[Begin Excerpted records]

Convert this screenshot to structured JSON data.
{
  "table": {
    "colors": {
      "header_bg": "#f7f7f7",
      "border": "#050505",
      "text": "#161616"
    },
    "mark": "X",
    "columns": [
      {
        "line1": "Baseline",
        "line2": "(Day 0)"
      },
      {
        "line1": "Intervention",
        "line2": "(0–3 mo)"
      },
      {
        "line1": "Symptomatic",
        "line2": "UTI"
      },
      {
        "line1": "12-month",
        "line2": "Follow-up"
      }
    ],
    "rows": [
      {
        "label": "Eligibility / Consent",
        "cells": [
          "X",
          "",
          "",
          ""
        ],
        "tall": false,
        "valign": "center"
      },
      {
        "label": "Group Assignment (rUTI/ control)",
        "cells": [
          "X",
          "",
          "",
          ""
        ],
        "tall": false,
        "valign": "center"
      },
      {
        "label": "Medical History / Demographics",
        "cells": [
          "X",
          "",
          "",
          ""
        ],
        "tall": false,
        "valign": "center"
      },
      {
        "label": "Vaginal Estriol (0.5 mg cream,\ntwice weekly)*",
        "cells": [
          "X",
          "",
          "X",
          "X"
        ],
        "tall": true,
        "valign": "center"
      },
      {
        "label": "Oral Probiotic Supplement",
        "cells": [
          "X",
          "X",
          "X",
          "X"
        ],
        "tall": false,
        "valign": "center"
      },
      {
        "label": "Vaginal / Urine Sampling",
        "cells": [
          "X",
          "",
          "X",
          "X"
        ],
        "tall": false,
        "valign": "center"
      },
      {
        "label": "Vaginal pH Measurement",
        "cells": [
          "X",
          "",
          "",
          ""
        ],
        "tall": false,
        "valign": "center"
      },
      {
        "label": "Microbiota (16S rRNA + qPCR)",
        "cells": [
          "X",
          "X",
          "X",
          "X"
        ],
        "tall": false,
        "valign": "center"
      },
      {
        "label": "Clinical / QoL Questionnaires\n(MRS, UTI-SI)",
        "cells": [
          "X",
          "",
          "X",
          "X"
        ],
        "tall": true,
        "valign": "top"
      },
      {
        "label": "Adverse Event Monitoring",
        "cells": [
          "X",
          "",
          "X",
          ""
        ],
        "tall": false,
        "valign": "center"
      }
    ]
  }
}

[End Excerpted records]

Your task is to output the full set of records exactly as presented.

Answer to the task:
Convert this screenshot to structured JSON data.
{
  "table": {
    "colors": {
      "header_bg": "#f7f7f7",
      "border": "#050505",
      "text": "#161616"
    },
    "mark": "X",
    "columns": [
      {
        "line1": "Baseline",
        "line2": "(Day 0)"
      },
      {
        "line1": "Intervention",
        "line2": "(0–3 mo)"
      },
      {
        "line1": "Symptomatic",
        "line2": "UTI"
      },
      {
        "line1": "12-month",
        "line2": "Follow-up"
      }
    ],
    "rows": [
      {
        "label": "Eligibility / Consent",
        "cells": [
          "X",
          "",
          "",
          ""
        ],
        "tall": false,
        "valign": "center"
      },
      {
        "label": "Group Assignment (rUTI/ control)",
        "cells": [
          "X",
          "",
          "",
          ""
        ],
        "tall": false,
        "valign": "center"
      },
      {
        "label": "Medical History / Demographics",
        "cells": [
          "X",
          "",
          "",
          ""
        ],
        "tall": false,
        "valign": "center"
      },
      {
        "label": "Vaginal Estriol (0.5 mg cream,\ntwice weekly)*",
        "cells": [
          "X",
          "",
          "X",
          "X"
        ],
        "tall": true,
        "valign": "center"
      },
      {
        "label": "Oral Probiotic Supplement",
        "cells": [
          "X",
          "X",
          "X",
          "X"
        ],
        "tall": false,
        "valign": "center"
      },
      {
        "label": "Vaginal / Urine Sampling",
        "cells": [
          "X",
          "",
          "X",
          "X"
        ],
        "tall": false,
        "valign": "center"
      },
      {
        "label": "Vaginal pH Measurement",
        "cells": [
          "X",
          "",
          "",
          ""
        ],
        "tall": false,
        "valign": "center"
      },
      {
        "label": "Microbiota (16S rRNA + qPCR)",
        "cells": [
          "X",
          "X",
          "X",
          "X"
        ],
        "tall": false,
        "valign": "center"
      },
      {
        "label": "Clinical / QoL Questionnaires\n(MRS, UTI-SI)",
        "cells": [
          "X",
          "",
          "X",
          "X"
        ],
        "tall": true,
        "valign": "top"
      },
      {
        "label": "Adverse Event Monitoring",
        "cells": [
          "X",
          "",
          "X",
          ""
        ],
        "tall": false,
        "valign": "center"
      }
    ]
  }
}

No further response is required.